* Request *
Return each line of the data below verbatim; pictures are to be left out.

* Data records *
------------------------------------------------------------
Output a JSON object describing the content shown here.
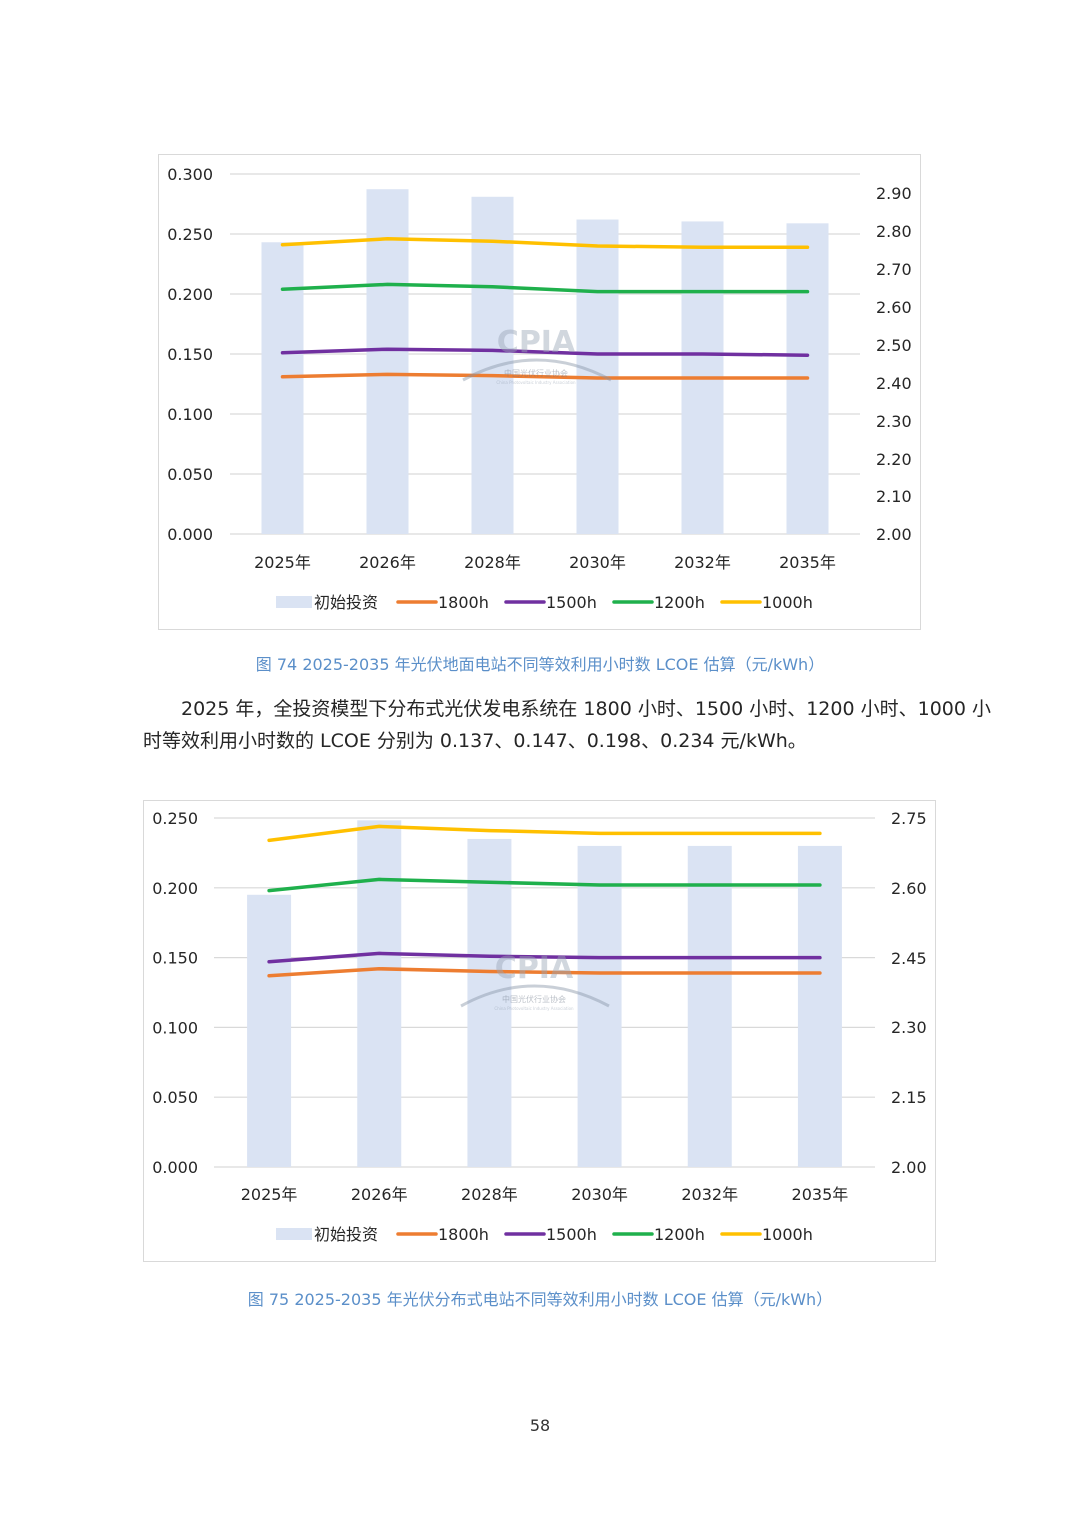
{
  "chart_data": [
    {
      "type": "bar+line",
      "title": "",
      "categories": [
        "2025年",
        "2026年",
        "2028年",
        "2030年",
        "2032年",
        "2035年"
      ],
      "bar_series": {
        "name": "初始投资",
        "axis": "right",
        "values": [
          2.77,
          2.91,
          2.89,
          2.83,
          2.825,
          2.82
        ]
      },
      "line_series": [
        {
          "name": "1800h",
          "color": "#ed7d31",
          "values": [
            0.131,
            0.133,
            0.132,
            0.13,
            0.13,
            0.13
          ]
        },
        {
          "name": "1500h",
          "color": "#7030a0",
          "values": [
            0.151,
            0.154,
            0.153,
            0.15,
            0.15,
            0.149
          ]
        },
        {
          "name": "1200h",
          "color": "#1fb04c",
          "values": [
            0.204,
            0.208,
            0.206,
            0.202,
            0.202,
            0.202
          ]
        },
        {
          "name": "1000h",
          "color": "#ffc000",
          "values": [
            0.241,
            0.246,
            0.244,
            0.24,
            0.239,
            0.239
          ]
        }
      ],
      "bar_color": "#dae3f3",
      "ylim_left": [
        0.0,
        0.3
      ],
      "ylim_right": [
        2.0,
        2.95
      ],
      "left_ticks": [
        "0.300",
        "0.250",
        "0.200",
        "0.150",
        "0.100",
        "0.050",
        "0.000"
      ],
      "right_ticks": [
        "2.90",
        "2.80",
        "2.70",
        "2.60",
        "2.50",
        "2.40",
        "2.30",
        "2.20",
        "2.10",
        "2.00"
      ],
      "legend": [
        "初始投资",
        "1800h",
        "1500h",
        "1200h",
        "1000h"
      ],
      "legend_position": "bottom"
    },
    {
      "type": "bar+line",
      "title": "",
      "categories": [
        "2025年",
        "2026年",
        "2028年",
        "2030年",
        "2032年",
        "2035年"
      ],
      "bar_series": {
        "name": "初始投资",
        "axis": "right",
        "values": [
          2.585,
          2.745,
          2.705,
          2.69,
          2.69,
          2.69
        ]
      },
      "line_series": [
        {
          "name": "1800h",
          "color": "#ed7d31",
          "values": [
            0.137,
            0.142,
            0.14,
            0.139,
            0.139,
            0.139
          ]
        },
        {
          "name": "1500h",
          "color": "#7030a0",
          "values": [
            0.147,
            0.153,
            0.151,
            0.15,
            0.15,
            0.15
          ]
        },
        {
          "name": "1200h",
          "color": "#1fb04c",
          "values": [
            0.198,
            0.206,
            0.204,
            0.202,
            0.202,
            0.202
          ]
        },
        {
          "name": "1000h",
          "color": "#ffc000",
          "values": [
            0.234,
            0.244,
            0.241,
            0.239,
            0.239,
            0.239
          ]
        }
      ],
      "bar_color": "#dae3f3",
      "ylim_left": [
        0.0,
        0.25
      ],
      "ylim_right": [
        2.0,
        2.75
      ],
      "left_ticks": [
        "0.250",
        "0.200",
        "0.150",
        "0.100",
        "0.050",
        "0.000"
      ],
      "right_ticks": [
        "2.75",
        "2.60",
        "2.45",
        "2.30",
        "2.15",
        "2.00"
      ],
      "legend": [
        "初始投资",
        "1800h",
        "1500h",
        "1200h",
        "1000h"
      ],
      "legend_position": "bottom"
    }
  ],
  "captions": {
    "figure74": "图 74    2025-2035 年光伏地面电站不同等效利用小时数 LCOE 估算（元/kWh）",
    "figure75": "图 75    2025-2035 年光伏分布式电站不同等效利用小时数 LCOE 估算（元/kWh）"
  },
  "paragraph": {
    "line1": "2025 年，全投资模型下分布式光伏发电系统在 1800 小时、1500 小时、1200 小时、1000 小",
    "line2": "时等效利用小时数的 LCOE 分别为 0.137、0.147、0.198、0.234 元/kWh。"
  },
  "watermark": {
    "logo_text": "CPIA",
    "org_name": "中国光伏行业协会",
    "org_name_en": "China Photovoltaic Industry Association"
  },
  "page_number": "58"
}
------------------------------------------------------------
* Written response *
Output a JSON object describing the content shown here.
{
  "chart_data": [
    {
      "type": "bar+line",
      "title": "",
      "categories": [
        "2025年",
        "2026年",
        "2028年",
        "2030年",
        "2032年",
        "2035年"
      ],
      "bar_series": {
        "name": "初始投资",
        "axis": "right",
        "values": [
          2.77,
          2.91,
          2.89,
          2.83,
          2.825,
          2.82
        ]
      },
      "line_series": [
        {
          "name": "1800h",
          "color": "#ed7d31",
          "values": [
            0.131,
            0.133,
            0.132,
            0.13,
            0.13,
            0.13
          ]
        },
        {
          "name": "1500h",
          "color": "#7030a0",
          "values": [
            0.151,
            0.154,
            0.153,
            0.15,
            0.15,
            0.149
          ]
        },
        {
          "name": "1200h",
          "color": "#1fb04c",
          "values": [
            0.204,
            0.208,
            0.206,
            0.202,
            0.202,
            0.202
          ]
        },
        {
          "name": "1000h",
          "color": "#ffc000",
          "values": [
            0.241,
            0.246,
            0.244,
            0.24,
            0.239,
            0.239
          ]
        }
      ],
      "bar_color": "#dae3f3",
      "ylim_left": [
        0.0,
        0.3
      ],
      "ylim_right": [
        2.0,
        2.95
      ],
      "left_ticks": [
        "0.300",
        "0.250",
        "0.200",
        "0.150",
        "0.100",
        "0.050",
        "0.000"
      ],
      "right_ticks": [
        "2.90",
        "2.80",
        "2.70",
        "2.60",
        "2.50",
        "2.40",
        "2.30",
        "2.20",
        "2.10",
        "2.00"
      ],
      "legend": [
        "初始投资",
        "1800h",
        "1500h",
        "1200h",
        "1000h"
      ],
      "legend_position": "bottom"
    },
    {
      "type": "bar+line",
      "title": "",
      "categories": [
        "2025年",
        "2026年",
        "2028年",
        "2030年",
        "2032年",
        "2035年"
      ],
      "bar_series": {
        "name": "初始投资",
        "axis": "right",
        "values": [
          2.585,
          2.745,
          2.705,
          2.69,
          2.69,
          2.69
        ]
      },
      "line_series": [
        {
          "name": "1800h",
          "color": "#ed7d31",
          "values": [
            0.137,
            0.142,
            0.14,
            0.139,
            0.139,
            0.139
          ]
        },
        {
          "name": "1500h",
          "color": "#7030a0",
          "values": [
            0.147,
            0.153,
            0.151,
            0.15,
            0.15,
            0.15
          ]
        },
        {
          "name": "1200h",
          "color": "#1fb04c",
          "values": [
            0.198,
            0.206,
            0.204,
            0.202,
            0.202,
            0.202
          ]
        },
        {
          "name": "1000h",
          "color": "#ffc000",
          "values": [
            0.234,
            0.244,
            0.241,
            0.239,
            0.239,
            0.239
          ]
        }
      ],
      "bar_color": "#dae3f3",
      "ylim_left": [
        0.0,
        0.25
      ],
      "ylim_right": [
        2.0,
        2.75
      ],
      "left_ticks": [
        "0.250",
        "0.200",
        "0.150",
        "0.100",
        "0.050",
        "0.000"
      ],
      "right_ticks": [
        "2.75",
        "2.60",
        "2.45",
        "2.30",
        "2.15",
        "2.00"
      ],
      "legend": [
        "初始投资",
        "1800h",
        "1500h",
        "1200h",
        "1000h"
      ],
      "legend_position": "bottom"
    }
  ],
  "captions": {
    "figure74": "图 74    2025-2035 年光伏地面电站不同等效利用小时数 LCOE 估算（元/kWh）",
    "figure75": "图 75    2025-2035 年光伏分布式电站不同等效利用小时数 LCOE 估算（元/kWh）"
  },
  "paragraph": {
    "line1": "2025 年，全投资模型下分布式光伏发电系统在 1800 小时、1500 小时、1200 小时、1000 小",
    "line2": "时等效利用小时数的 LCOE 分别为 0.137、0.147、0.198、0.234 元/kWh。"
  },
  "watermark": {
    "logo_text": "CPIA",
    "org_name": "中国光伏行业协会",
    "org_name_en": "China Photovoltaic Industry Association"
  },
  "page_number": "58"
}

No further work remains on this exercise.